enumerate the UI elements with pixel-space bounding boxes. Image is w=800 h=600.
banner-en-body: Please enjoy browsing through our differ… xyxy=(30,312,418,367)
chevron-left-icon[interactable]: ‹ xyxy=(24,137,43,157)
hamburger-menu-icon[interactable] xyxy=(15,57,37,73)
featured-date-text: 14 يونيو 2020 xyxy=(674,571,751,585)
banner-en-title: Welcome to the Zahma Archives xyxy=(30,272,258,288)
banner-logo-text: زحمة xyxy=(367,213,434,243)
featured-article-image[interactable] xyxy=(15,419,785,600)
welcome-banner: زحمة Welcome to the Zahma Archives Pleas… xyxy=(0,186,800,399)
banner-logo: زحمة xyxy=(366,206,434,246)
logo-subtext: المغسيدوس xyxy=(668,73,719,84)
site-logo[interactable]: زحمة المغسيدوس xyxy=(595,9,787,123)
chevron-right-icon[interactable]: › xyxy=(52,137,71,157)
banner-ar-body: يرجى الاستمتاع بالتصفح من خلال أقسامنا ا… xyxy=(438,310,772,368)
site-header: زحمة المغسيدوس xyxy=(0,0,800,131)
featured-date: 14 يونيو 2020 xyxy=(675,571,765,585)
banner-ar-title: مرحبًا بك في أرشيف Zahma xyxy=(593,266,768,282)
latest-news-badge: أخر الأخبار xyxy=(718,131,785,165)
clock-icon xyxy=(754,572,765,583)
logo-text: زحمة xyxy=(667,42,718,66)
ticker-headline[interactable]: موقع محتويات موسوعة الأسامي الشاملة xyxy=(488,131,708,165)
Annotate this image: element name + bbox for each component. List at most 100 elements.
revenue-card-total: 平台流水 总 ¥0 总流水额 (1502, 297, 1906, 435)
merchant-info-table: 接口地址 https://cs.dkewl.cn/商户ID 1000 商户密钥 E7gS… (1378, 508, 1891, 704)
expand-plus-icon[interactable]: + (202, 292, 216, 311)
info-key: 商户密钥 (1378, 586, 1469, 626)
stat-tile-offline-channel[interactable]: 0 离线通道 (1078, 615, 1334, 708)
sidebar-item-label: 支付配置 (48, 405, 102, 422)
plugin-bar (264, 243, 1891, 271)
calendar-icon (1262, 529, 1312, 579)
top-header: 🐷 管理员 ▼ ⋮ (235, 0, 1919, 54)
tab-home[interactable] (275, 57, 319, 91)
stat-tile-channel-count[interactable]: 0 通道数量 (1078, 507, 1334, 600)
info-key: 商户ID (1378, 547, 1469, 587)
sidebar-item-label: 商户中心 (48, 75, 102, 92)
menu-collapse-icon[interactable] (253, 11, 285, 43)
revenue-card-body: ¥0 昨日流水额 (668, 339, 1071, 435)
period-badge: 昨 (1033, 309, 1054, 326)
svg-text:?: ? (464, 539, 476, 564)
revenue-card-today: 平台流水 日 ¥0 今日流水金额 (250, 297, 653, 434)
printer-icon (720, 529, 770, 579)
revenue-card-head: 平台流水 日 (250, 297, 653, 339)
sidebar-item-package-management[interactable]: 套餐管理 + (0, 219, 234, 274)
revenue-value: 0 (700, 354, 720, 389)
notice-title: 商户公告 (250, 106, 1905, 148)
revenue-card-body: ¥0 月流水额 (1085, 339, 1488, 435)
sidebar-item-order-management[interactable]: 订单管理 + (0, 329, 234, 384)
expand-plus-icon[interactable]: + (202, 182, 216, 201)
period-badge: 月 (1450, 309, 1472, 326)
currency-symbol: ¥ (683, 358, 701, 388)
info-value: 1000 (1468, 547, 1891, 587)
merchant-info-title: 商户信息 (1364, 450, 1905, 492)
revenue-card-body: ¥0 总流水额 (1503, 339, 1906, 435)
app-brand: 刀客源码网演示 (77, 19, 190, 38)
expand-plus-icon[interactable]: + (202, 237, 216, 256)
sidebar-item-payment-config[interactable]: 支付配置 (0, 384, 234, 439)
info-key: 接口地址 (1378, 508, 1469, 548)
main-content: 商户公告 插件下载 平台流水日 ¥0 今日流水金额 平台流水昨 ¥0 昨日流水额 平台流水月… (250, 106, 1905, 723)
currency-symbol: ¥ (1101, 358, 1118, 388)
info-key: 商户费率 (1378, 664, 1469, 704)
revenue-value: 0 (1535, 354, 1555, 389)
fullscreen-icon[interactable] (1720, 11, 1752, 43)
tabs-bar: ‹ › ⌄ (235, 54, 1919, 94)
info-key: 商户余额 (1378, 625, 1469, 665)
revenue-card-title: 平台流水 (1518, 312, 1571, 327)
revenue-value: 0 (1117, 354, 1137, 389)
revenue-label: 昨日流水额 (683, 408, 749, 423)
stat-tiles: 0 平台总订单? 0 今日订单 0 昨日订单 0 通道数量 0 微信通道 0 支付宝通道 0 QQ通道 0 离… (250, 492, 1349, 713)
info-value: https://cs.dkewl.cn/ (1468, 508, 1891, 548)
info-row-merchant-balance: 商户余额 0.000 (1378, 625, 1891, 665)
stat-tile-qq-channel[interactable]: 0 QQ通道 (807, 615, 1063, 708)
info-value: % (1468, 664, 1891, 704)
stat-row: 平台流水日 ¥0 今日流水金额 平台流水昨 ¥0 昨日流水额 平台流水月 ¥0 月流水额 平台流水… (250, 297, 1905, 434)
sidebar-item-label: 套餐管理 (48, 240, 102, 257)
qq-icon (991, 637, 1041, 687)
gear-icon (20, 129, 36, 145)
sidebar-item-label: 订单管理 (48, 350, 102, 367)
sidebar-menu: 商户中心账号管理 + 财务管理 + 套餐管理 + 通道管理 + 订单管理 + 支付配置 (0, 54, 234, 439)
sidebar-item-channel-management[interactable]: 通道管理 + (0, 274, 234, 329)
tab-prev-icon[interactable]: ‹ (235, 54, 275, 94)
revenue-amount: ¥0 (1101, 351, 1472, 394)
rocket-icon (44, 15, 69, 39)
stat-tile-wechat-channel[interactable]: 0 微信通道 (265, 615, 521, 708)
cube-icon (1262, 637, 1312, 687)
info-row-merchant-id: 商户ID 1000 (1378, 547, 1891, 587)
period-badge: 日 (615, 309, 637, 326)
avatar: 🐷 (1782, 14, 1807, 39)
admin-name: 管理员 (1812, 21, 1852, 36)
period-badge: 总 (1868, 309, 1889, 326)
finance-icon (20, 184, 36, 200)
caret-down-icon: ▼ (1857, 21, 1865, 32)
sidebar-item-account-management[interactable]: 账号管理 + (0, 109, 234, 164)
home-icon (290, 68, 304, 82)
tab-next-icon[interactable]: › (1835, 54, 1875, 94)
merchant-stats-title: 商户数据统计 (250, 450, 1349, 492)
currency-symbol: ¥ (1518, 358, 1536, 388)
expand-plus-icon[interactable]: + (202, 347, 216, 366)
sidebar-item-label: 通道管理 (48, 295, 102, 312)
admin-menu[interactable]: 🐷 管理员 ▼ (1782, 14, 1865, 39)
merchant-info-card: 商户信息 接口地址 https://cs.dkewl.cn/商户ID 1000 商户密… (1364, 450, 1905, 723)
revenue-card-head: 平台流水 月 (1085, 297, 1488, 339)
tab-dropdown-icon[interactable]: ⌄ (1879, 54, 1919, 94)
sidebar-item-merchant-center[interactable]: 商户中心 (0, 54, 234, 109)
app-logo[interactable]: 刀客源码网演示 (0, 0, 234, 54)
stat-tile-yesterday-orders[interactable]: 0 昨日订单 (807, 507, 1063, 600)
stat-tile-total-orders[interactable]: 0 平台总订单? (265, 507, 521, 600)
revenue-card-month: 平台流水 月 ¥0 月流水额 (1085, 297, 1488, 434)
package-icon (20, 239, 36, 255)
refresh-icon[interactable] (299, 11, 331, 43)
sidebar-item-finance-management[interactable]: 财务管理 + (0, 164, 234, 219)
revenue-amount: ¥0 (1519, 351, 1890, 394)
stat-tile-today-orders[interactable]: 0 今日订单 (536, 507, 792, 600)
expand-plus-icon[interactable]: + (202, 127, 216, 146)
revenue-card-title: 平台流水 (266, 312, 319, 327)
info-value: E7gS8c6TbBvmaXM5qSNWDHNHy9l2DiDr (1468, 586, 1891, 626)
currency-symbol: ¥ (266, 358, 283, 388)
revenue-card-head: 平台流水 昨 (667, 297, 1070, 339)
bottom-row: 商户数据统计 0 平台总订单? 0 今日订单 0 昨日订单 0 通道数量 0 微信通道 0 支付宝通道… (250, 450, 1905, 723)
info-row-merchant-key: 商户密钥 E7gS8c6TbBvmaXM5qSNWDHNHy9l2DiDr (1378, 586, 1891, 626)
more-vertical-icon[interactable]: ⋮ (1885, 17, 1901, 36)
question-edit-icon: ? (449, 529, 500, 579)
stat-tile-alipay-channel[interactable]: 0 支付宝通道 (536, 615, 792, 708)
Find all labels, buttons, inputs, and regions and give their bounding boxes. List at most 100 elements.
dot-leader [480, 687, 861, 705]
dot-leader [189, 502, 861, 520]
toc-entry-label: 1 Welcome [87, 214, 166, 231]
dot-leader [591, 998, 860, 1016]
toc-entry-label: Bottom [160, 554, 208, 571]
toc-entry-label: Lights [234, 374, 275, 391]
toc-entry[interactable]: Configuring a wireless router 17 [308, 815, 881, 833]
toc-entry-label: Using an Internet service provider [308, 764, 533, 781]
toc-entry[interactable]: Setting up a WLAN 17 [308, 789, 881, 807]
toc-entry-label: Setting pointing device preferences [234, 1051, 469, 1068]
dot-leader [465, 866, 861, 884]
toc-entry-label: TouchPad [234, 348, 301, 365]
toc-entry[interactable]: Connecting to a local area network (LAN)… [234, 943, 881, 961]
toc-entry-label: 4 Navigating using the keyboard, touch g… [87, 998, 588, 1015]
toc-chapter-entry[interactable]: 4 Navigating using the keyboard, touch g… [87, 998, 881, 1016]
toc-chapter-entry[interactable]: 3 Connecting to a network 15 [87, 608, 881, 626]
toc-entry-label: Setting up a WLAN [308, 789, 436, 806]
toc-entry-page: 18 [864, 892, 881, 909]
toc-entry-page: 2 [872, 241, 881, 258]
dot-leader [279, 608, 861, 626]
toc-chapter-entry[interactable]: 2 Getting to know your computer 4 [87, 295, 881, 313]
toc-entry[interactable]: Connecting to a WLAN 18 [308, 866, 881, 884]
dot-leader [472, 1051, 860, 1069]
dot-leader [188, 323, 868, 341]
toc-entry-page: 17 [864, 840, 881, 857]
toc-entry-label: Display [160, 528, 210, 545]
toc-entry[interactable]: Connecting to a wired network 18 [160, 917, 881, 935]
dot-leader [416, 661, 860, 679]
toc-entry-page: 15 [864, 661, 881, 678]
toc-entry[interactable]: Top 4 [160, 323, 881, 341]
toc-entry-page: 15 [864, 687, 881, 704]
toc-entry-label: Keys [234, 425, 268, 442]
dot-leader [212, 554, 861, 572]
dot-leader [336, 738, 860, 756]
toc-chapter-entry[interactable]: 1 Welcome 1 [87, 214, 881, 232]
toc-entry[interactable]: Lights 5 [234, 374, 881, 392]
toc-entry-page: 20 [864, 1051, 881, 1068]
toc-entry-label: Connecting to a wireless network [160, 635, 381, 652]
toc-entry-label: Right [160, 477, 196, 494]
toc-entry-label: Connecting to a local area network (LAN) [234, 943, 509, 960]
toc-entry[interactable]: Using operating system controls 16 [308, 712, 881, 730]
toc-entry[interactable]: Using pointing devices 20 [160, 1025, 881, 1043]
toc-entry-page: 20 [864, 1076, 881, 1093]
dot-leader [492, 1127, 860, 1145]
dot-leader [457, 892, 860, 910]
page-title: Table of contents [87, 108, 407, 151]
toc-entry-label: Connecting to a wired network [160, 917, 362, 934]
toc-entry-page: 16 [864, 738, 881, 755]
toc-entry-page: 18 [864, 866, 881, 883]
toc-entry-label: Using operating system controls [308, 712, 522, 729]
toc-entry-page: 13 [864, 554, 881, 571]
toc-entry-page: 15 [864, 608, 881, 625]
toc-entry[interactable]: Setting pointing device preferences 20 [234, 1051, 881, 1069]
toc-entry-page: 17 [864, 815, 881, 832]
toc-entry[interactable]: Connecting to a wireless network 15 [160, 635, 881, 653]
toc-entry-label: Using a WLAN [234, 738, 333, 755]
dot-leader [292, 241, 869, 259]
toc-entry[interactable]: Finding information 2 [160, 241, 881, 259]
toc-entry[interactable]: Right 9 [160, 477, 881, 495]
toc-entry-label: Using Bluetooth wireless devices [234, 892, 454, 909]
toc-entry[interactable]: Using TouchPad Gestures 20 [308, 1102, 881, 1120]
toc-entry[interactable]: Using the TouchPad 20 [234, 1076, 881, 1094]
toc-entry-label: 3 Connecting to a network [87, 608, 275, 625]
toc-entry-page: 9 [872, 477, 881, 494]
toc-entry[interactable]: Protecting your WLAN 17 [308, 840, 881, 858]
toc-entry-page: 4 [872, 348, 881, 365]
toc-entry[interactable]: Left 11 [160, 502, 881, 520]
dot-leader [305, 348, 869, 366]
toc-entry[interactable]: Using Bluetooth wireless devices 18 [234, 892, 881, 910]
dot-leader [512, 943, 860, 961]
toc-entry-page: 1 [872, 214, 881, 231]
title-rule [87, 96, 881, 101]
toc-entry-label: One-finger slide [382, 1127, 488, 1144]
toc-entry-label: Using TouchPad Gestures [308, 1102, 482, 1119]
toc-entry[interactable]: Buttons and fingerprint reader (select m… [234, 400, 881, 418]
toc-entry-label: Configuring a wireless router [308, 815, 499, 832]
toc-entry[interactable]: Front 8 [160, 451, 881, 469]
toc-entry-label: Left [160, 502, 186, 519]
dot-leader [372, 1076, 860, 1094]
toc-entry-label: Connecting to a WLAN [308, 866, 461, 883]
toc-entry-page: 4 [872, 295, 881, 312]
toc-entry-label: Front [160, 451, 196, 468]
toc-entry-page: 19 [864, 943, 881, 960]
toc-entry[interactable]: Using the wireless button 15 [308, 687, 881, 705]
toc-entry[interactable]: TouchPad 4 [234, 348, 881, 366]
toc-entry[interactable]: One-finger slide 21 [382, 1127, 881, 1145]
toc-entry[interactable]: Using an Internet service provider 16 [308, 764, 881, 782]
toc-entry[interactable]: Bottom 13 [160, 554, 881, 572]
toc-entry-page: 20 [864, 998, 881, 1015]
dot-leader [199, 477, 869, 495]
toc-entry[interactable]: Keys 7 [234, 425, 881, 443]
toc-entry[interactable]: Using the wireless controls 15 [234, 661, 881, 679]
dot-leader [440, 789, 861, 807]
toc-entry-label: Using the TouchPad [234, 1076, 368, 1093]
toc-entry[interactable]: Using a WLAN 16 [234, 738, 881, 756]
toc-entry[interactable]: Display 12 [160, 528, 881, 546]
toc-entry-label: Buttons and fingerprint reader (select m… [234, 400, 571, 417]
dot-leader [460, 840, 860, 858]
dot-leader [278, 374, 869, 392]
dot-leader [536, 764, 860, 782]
------------------------------------------------
◆ **Brief**
Copy out the lines above word for word, starting at the first line and ending at the line that contains "sidebar-item-package-management[interactable]: 套餐管理 +", including both.

◆ **Worked solution**
enumerate the UI elements with pixel-space bounding boxes. Image is w=800 h=600.
banner-en-body: Please enjoy browsing through our differ… xyxy=(30,312,418,367)
chevron-left-icon[interactable]: ‹ xyxy=(24,137,43,157)
hamburger-menu-icon[interactable] xyxy=(15,57,37,73)
featured-date-text: 14 يونيو 2020 xyxy=(674,571,751,585)
banner-en-title: Welcome to the Zahma Archives xyxy=(30,272,258,288)
banner-logo-text: زحمة xyxy=(367,213,434,243)
featured-article-image[interactable] xyxy=(15,419,785,600)
welcome-banner: زحمة Welcome to the Zahma Archives Pleas… xyxy=(0,186,800,399)
banner-logo: زحمة xyxy=(366,206,434,246)
logo-subtext: المغسيدوس xyxy=(668,73,719,84)
site-logo[interactable]: زحمة المغسيدوس xyxy=(595,9,787,123)
chevron-right-icon[interactable]: › xyxy=(52,137,71,157)
banner-ar-body: يرجى الاستمتاع بالتصفح من خلال أقسامنا ا… xyxy=(438,310,772,368)
site-header: زحمة المغسيدوس xyxy=(0,0,800,131)
featured-date: 14 يونيو 2020 xyxy=(675,571,765,585)
banner-ar-title: مرحبًا بك في أرشيف Zahma xyxy=(593,266,768,282)
latest-news-badge: أخر الأخبار xyxy=(718,131,785,165)
clock-icon xyxy=(754,572,765,583)
logo-text: زحمة xyxy=(667,42,718,66)
ticker-headline[interactable]: موقع محتويات موسوعة الأسامي الشاملة xyxy=(488,131,708,165)
Annotate this image: element name + bbox for each component. List at most 100 elements.
revenue-card-total: 平台流水 总 ¥0 总流水额 (1502, 297, 1906, 435)
merchant-info-table: 接口地址 https://cs.dkewl.cn/商户ID 1000 商户密钥 E7gS… (1378, 508, 1891, 704)
expand-plus-icon[interactable]: + (202, 292, 216, 311)
info-key: 商户密钥 (1378, 586, 1469, 626)
stat-tile-offline-channel[interactable]: 0 离线通道 (1078, 615, 1334, 708)
sidebar-item-label: 支付配置 (48, 405, 102, 422)
plugin-bar (264, 243, 1891, 271)
calendar-icon (1262, 529, 1312, 579)
top-header: 🐷 管理员 ▼ ⋮ (235, 0, 1919, 54)
tab-home[interactable] (275, 57, 319, 91)
stat-tile-channel-count[interactable]: 0 通道数量 (1078, 507, 1334, 600)
info-key: 商户ID (1378, 547, 1469, 587)
sidebar-item-label: 商户中心 (48, 75, 102, 92)
menu-collapse-icon[interactable] (253, 11, 285, 43)
revenue-card-body: ¥0 昨日流水额 (668, 339, 1071, 435)
period-badge: 昨 (1033, 309, 1054, 326)
svg-text:?: ? (464, 539, 476, 564)
revenue-card-today: 平台流水 日 ¥0 今日流水金额 (250, 297, 653, 434)
printer-icon (720, 529, 770, 579)
revenue-card-head: 平台流水 日 (250, 297, 653, 339)
sidebar-item-package-management[interactable]: 套餐管理 + (0, 219, 234, 274)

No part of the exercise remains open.